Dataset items
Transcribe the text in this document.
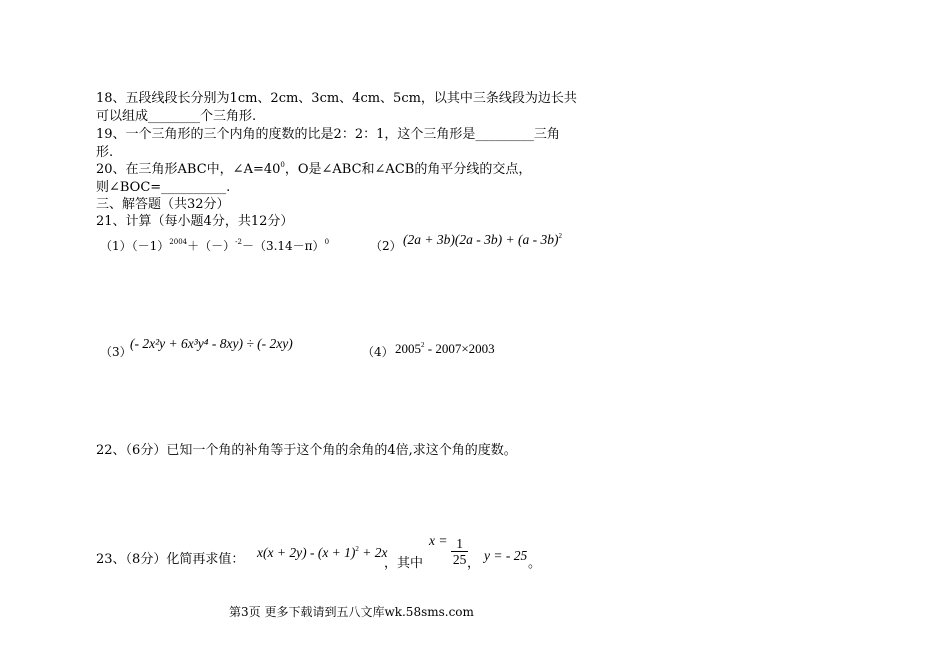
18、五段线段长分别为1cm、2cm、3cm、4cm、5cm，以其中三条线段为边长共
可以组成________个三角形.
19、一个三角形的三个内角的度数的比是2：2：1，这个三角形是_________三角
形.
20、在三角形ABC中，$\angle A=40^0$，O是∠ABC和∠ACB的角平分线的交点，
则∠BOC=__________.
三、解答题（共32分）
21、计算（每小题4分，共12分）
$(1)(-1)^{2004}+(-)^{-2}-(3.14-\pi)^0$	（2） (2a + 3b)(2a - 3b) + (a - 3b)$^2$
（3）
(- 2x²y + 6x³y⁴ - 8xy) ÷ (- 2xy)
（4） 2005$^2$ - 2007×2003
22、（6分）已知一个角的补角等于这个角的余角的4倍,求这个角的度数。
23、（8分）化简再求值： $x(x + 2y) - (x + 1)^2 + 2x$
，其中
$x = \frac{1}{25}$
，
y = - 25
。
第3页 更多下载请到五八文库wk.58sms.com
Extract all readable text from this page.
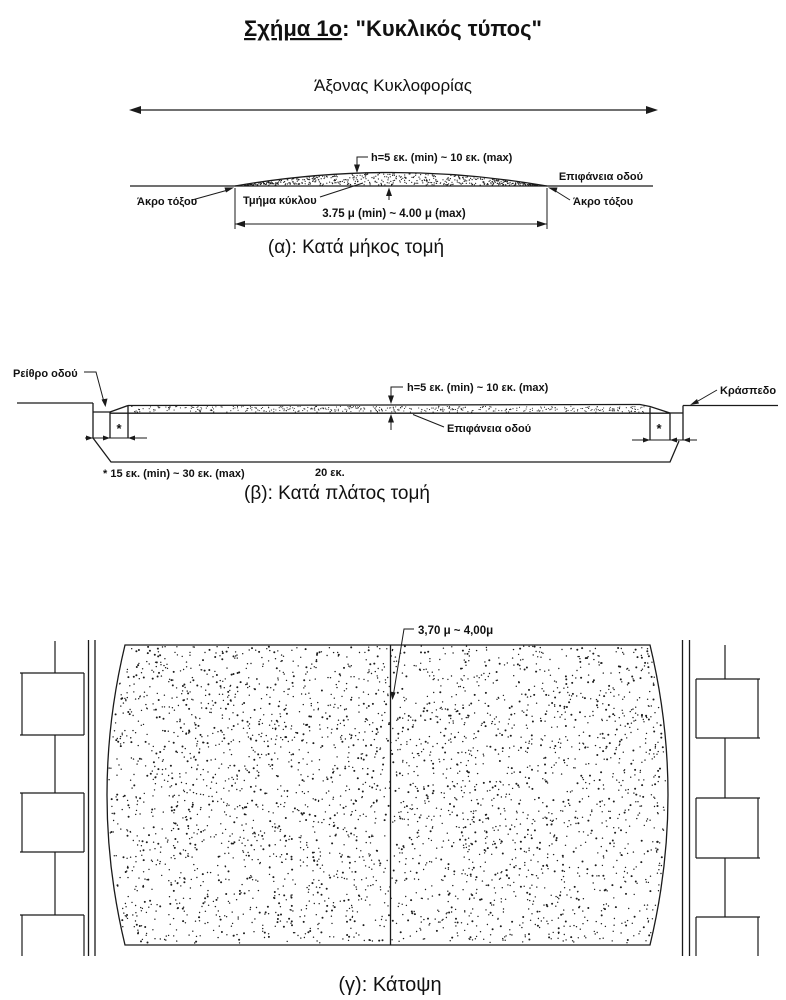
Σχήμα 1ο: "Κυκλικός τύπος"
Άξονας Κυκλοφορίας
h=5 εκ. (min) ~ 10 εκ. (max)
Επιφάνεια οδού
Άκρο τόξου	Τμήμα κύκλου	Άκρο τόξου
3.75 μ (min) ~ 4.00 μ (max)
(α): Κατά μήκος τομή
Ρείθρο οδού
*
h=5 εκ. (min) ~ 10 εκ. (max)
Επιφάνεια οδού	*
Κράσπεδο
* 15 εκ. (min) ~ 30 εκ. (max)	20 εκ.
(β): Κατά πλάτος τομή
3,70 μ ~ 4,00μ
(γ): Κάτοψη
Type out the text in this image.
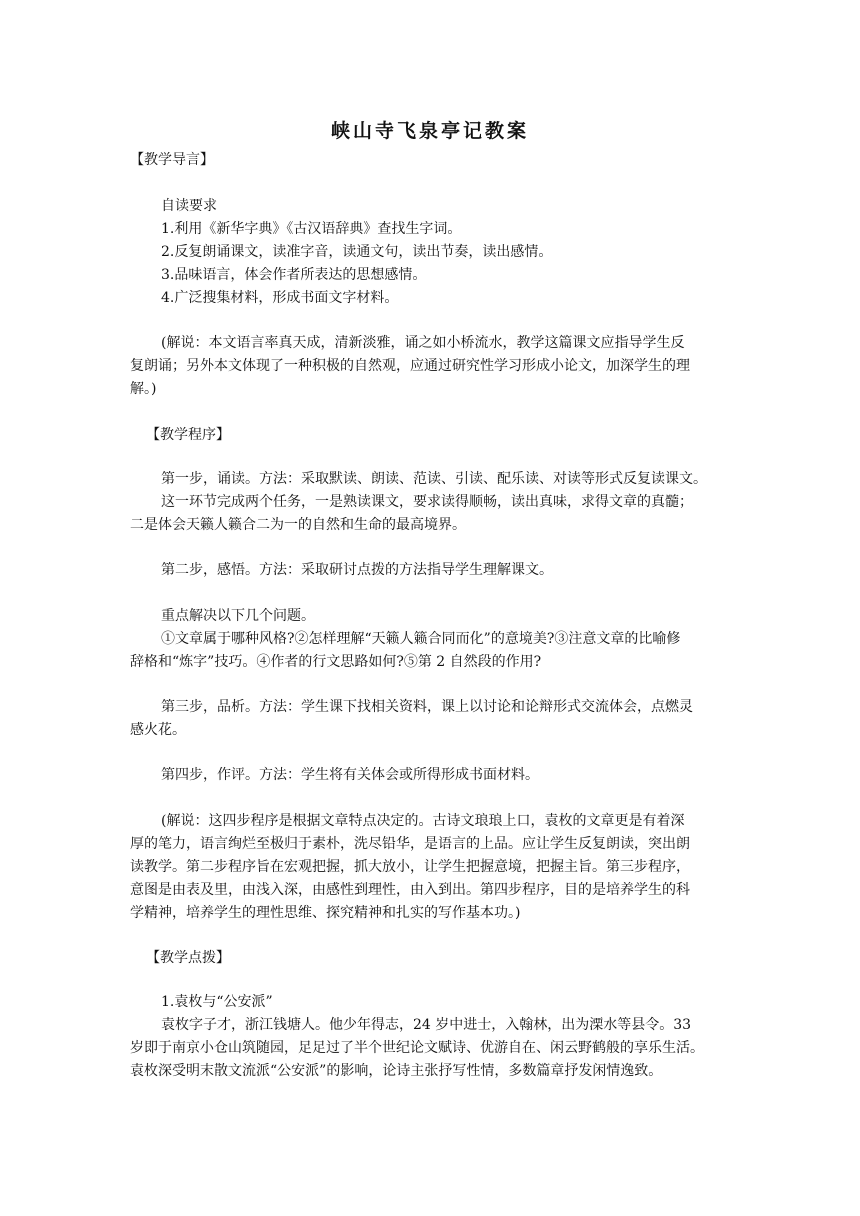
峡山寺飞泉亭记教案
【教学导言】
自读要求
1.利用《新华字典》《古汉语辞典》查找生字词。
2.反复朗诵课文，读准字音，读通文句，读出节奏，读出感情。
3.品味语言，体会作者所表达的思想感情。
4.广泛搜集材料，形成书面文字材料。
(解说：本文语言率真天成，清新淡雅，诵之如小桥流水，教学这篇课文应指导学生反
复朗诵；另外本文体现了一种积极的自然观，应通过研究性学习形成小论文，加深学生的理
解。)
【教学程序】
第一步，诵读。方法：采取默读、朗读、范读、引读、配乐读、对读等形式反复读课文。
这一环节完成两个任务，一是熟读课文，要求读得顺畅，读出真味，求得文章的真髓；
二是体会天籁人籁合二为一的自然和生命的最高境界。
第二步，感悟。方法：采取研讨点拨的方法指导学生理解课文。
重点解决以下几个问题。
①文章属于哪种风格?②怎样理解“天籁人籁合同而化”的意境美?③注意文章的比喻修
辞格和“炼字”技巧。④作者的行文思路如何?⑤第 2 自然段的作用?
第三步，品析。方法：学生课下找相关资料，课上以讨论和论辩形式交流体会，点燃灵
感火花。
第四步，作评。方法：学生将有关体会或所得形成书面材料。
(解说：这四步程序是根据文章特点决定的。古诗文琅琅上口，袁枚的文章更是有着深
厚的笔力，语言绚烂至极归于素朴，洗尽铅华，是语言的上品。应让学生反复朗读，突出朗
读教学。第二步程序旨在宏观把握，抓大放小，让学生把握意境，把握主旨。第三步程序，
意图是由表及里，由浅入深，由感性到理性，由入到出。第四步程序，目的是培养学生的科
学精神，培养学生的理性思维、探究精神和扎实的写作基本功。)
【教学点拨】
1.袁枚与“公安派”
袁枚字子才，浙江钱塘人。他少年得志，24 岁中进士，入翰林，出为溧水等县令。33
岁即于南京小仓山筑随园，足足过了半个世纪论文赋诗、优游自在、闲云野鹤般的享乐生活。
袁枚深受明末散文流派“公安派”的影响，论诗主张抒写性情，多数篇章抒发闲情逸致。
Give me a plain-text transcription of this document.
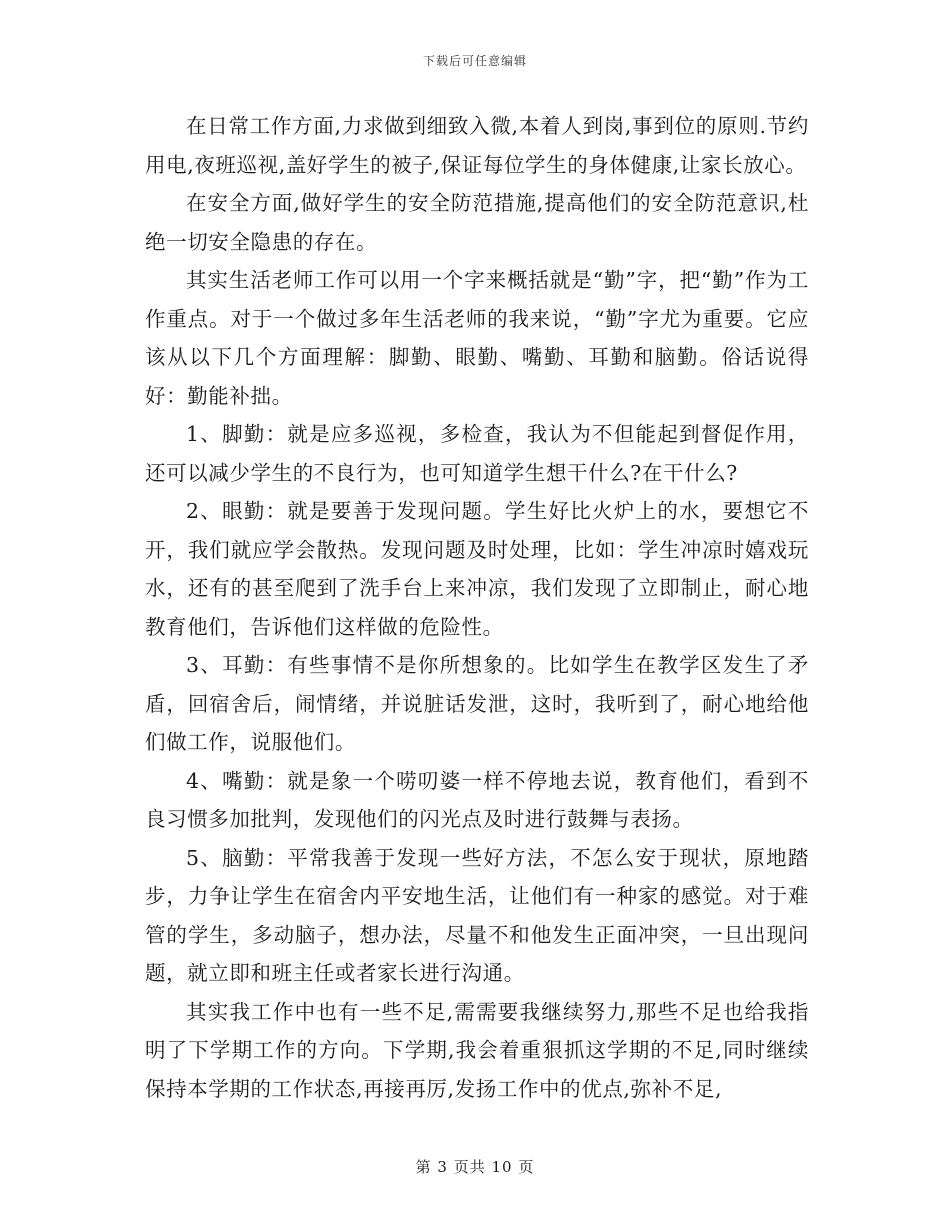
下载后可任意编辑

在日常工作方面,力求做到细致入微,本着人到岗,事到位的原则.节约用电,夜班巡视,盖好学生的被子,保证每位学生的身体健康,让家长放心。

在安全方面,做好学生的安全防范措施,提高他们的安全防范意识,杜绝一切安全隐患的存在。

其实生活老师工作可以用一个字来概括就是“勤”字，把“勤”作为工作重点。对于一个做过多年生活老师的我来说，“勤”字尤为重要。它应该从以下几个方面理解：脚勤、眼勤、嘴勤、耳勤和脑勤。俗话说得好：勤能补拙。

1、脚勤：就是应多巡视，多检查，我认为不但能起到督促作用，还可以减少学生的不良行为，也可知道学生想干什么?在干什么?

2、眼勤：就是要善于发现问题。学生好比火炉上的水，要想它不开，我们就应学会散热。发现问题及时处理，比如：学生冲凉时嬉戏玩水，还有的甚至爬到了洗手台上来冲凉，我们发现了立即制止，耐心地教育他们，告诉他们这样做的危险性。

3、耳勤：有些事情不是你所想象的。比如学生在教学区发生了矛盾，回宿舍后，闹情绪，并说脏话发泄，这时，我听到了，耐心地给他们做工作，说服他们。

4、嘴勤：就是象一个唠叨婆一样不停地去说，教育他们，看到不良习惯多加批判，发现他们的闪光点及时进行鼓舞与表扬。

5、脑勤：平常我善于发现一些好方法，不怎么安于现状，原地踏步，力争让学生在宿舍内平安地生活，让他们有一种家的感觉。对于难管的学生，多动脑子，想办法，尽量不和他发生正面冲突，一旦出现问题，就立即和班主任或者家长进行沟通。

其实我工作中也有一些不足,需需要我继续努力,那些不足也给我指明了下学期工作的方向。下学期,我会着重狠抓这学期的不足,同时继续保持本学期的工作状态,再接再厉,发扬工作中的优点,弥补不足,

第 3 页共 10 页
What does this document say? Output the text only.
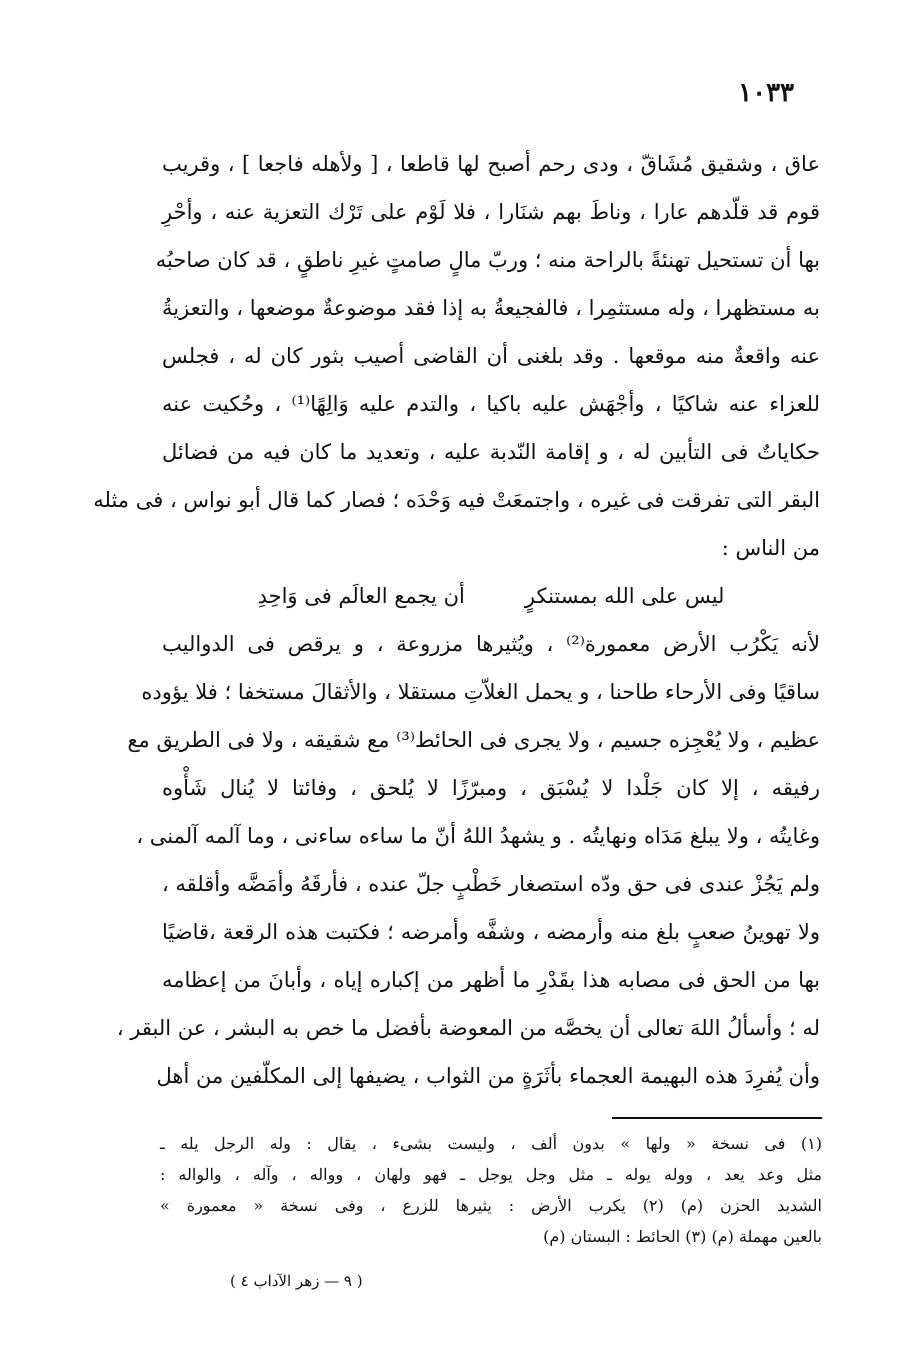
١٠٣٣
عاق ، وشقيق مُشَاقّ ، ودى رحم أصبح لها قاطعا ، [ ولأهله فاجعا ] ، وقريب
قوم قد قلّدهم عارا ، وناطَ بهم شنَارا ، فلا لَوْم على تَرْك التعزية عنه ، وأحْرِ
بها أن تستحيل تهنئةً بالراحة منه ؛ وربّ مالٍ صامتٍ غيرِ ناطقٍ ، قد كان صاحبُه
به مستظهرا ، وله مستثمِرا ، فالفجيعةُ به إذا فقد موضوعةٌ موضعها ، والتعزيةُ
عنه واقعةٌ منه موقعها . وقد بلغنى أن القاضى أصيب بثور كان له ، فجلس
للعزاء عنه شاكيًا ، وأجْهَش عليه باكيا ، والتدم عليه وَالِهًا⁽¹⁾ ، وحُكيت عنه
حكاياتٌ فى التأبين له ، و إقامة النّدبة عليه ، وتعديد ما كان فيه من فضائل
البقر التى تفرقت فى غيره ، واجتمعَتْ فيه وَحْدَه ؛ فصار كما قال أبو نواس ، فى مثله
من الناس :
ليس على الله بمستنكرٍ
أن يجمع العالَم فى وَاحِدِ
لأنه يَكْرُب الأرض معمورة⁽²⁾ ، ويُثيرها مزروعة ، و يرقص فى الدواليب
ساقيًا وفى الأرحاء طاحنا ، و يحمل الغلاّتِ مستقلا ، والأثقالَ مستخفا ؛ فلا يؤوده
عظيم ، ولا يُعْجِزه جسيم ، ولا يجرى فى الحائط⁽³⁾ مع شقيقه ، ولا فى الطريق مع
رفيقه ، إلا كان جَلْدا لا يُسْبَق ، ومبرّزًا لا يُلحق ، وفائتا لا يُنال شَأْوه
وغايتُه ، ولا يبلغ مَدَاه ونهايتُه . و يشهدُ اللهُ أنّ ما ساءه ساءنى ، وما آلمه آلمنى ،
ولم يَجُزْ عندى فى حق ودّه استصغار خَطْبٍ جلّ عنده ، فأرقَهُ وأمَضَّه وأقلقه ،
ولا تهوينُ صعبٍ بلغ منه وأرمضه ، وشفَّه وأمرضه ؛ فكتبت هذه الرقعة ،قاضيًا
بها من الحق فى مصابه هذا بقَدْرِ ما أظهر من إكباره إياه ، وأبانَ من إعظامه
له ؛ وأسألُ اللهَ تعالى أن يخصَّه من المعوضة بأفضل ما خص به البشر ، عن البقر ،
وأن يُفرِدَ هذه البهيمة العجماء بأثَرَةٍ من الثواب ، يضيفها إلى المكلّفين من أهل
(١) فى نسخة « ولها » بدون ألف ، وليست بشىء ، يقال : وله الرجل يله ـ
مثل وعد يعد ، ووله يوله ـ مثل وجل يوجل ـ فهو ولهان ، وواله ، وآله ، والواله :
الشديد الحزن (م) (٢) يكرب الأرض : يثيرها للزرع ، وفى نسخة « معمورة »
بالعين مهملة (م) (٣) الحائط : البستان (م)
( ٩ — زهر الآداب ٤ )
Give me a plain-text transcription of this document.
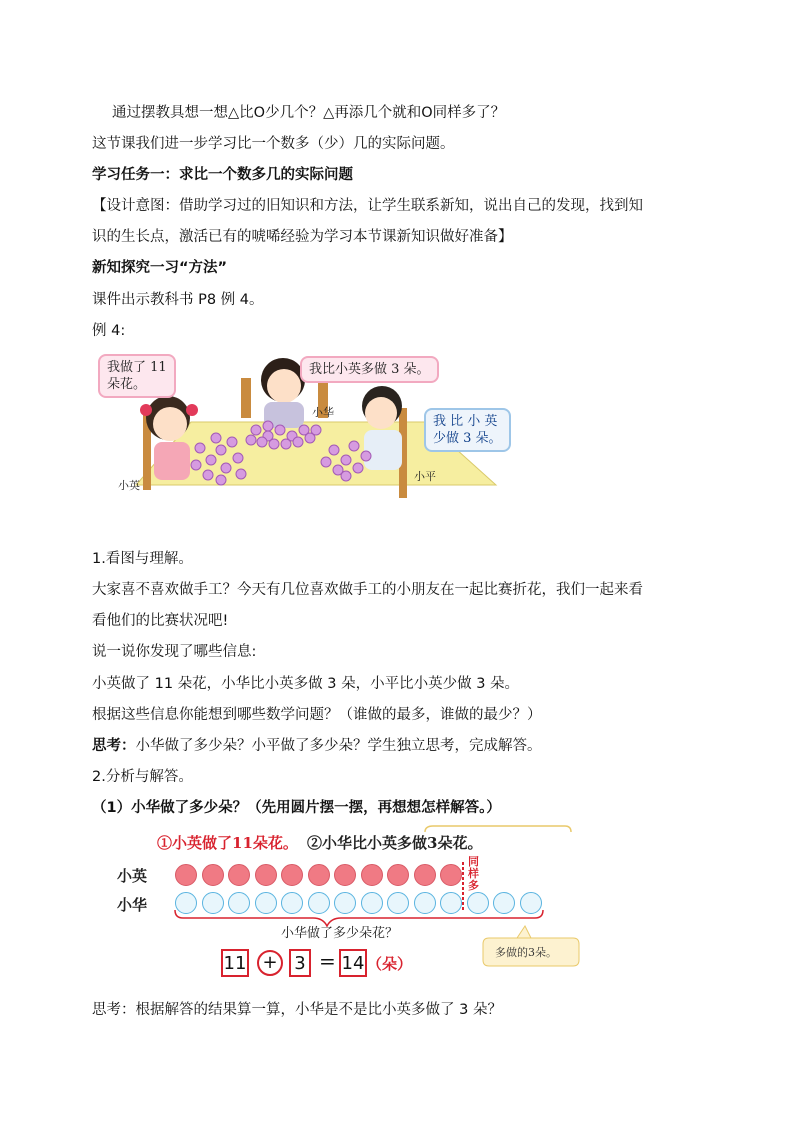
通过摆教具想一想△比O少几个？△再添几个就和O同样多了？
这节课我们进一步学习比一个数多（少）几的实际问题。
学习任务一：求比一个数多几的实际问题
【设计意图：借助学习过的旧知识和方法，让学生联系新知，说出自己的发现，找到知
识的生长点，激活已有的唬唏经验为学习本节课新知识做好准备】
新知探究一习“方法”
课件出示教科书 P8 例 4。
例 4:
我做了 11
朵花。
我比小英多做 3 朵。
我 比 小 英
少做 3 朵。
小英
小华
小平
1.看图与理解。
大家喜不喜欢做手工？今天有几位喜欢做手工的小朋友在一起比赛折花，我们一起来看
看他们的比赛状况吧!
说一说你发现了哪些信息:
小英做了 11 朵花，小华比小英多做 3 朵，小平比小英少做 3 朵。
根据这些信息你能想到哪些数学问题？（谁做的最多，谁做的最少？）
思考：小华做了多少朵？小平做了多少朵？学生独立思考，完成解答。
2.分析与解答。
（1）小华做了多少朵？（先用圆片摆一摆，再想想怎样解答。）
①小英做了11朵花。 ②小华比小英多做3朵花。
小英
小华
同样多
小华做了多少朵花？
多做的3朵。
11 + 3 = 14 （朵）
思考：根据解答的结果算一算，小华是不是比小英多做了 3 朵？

Brief :: Using the records above, pull out each line where the word "عليه" occurs.

Exercise result ::
للعزاء عنه شاكيًا ، وأجْهَش عليه باكيا ، والتدم عليه وَالِهًا⁽¹⁾ ، وحُكيت عنه
حكاياتٌ فى التأبين له ، و إقامة النّدبة عليه ، وتعديد ما كان فيه من فضائل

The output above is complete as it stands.